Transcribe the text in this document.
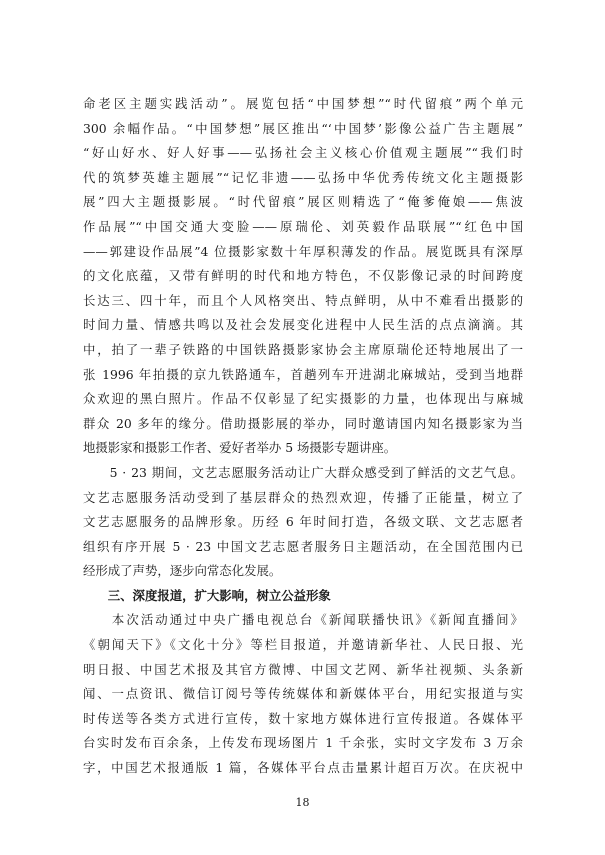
命老区主题实践活动”。展览包括“中国梦想”“时代留痕”两个单元
300 余幅作品。“中国梦想”展区推出“‘中国梦’影像公益广告主题展”
“好山好水、好人好事——弘扬社会主义核心价值观主题展”“我们时
代的筑梦英雄主题展”“记忆非遗——弘扬中华优秀传统文化主题摄影
展”四大主题摄影展。“时代留痕”展区则精选了“俺爹俺娘——焦波
作品展”“中国交通大变脸——原瑞伦、刘英毅作品联展”“红色中国
——郭建设作品展”4 位摄影家数十年厚积薄发的作品。展览既具有深厚
的文化底蕴，又带有鲜明的时代和地方特色，不仅影像记录的时间跨度
长达三、四十年，而且个人风格突出、特点鲜明，从中不难看出摄影的
时间力量、情感共鸣以及社会发展变化进程中人民生活的点点滴滴。其
中，拍了一辈子铁路的中国铁路摄影家协会主席原瑞伦还特地展出了一
张 1996 年拍摄的京九铁路通车，首趟列车开进湖北麻城站，受到当地群
众欢迎的黑白照片。作品不仅彰显了纪实摄影的力量，也体现出与麻城
群众 20 多年的缘分。借助摄影展的举办，同时邀请国内知名摄影家为当
地摄影家和摄影工作者、爱好者举办 5 场摄影专题讲座。
　　5 · 23 期间，文艺志愿服务活动让广大群众感受到了鲜活的文艺气息。
文艺志愿服务活动受到了基层群众的热烈欢迎，传播了正能量，树立了
文艺志愿服务的品牌形象。历经 6 年时间打造，各级文联、文艺志愿者
组织有序开展 5 · 23 中国文艺志愿者服务日主题活动，在全国范围内已
经形成了声势，逐步向常态化发展。
　　三、深度报道，扩大影响，树立公益形象
　　本次活动通过中央广播电视总台《新闻联播快讯》《新闻直播间》
《朝闻天下》《文化十分》等栏目报道，并邀请新华社、人民日报、光
明日报、中国艺术报及其官方微博、中国文艺网、新华社视频、头条新
闻、一点资讯、微信订阅号等传统媒体和新媒体平台，用纪实报道与实
时传送等各类方式进行宣传，数十家地方媒体进行宣传报道。各媒体平
台实时发布百余条，上传发布现场图片 1 千余张，实时文字发布 3 万余
字，中国艺术报通版 1 篇，各媒体平台点击量累计超百万次。在庆祝中
18
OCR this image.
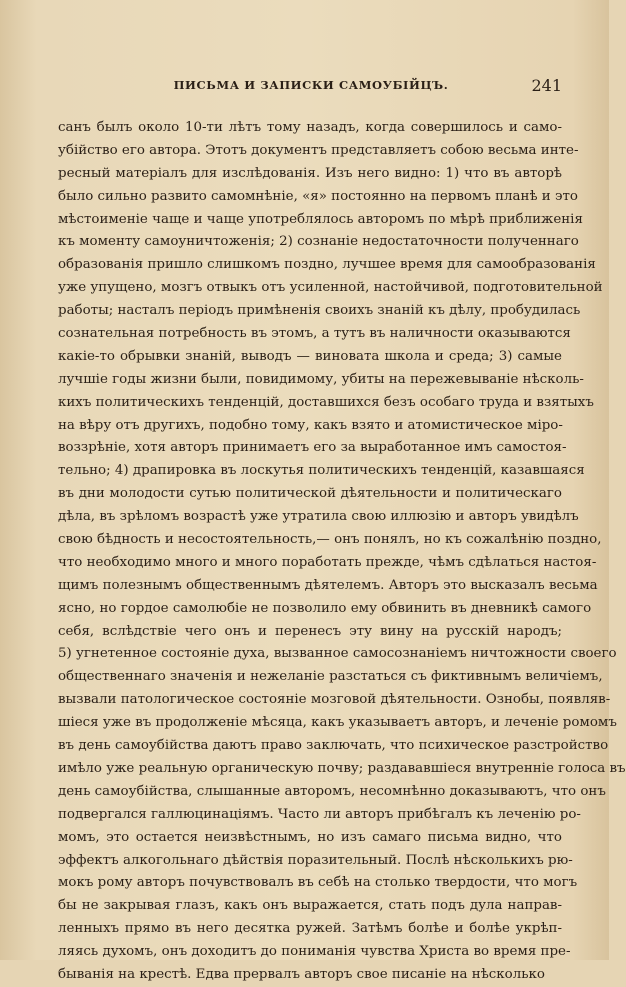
ПИСЬМА И ЗАПИСКИ САМОУБІЙЦЪ.	241
санъ былъ около 10-ти лѣтъ тому назадъ, когда совершилось и само-
убійство его автора. Этотъ документъ представляетъ собою весьма инте-
ресный матеріалъ для изслѣдованія. Изъ него видно: 1) что въ авторѣ
было сильно развито самомнѣніе, «я» постоянно на первомъ планѣ и это
мѣстоименіе чаще и чаще употреблялось авторомъ по мѣрѣ приближенія
къ моменту самоуничтоженія; 2) сознаніе недостаточности полученнаго
образованія пришло слишкомъ поздно, лучшее время для самообразованія
уже упущено, мозгъ отвыкъ отъ усиленной, настойчивой, подготовительной
работы; насталъ періодъ примѣненія своихъ знаній къ дѣлу, пробудилась
сознательная потребность въ этомъ, а тутъ въ наличности оказываются
какіе-то обрывки знаній, выводъ — виновата школа и среда; 3) самые
лучшіе годы жизни были, повидимому, убиты на пережевываніе нѣсколь-
кихъ политическихъ тенденцій, доставшихся безъ особаго труда и взятыхъ
на вѣру отъ другихъ, подобно тому, какъ взято и атомистическое міро-
воззрѣніе, хотя авторъ принимаетъ его за выработанное имъ самостоя-
тельно; 4) драпировка въ лоскутья политическихъ тенденцій, казавшаяся
въ дни молодости сутью политической дѣятельности и политическаго
дѣла, въ зрѣломъ возрастѣ уже утратила свою иллюзію и авторъ увидѣлъ
свою бѣдность и несостоятельность,— онъ понялъ, но къ сожалѣнію поздно,
что необходимо много и много поработать прежде, чѣмъ сдѣлаться настоя-
щимъ полезнымъ общественнымъ дѣятелемъ. Авторъ это высказалъ весьма
ясно, но гордое самолюбіе не позволило ему обвинить въ дневникѣ самого
себя, вслѣдствіе чего онъ и перенесъ эту вину на русскій народъ;
5) угнетенное состояніе духа, вызванное самосознаніемъ ничтожности своего
общественнаго значенія и нежеланіе разстаться съ фиктивнымъ величіемъ,
вызвали патологическое состояніе мозговой дѣятельности. Ознобы, появляв-
шіеся уже въ продолженіе мѣсяца, какъ указываетъ авторъ, и леченіе ромомъ
въ день самоубійства даютъ право заключать, что психическое разстройство
имѣло уже реальную органическую почву; раздававшіеся внутренніе голоса въ
день самоубійства, слышанные авторомъ, несомнѣнно доказываютъ, что онъ
подвергался галлюцинаціямъ. Часто ли авторъ прибѣгалъ къ леченію ро-
момъ, это остается неизвѣстнымъ, но изъ самаго письма видно, что
эффектъ алкогольнаго дѣйствія поразительный. Послѣ нѣсколькихъ рю-
мокъ рому авторъ почувствовалъ въ себѣ на столько твердости, что могъ
бы не закрывая глазъ, какъ онъ выражается, стать подъ дула направ-
ленныхъ прямо въ него десятка ружей. Затѣмъ болѣе и болѣе укрѣп-
ляясь духомъ, онъ доходитъ до пониманія чувства Христа во время пре-
быванія на крестѣ. Едва прервалъ авторъ свое писаніе на нѣсколько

────────────────────

§ **Objective**: Make a copy of each line that contains the string "тенденцій".

§ **Answer below**:
кихъ политическихъ тенденцій, доставшихся безъ особаго труда и взятыхъ
тельно; 4) драпировка въ лоскутья политическихъ тенденцій, казавшаяся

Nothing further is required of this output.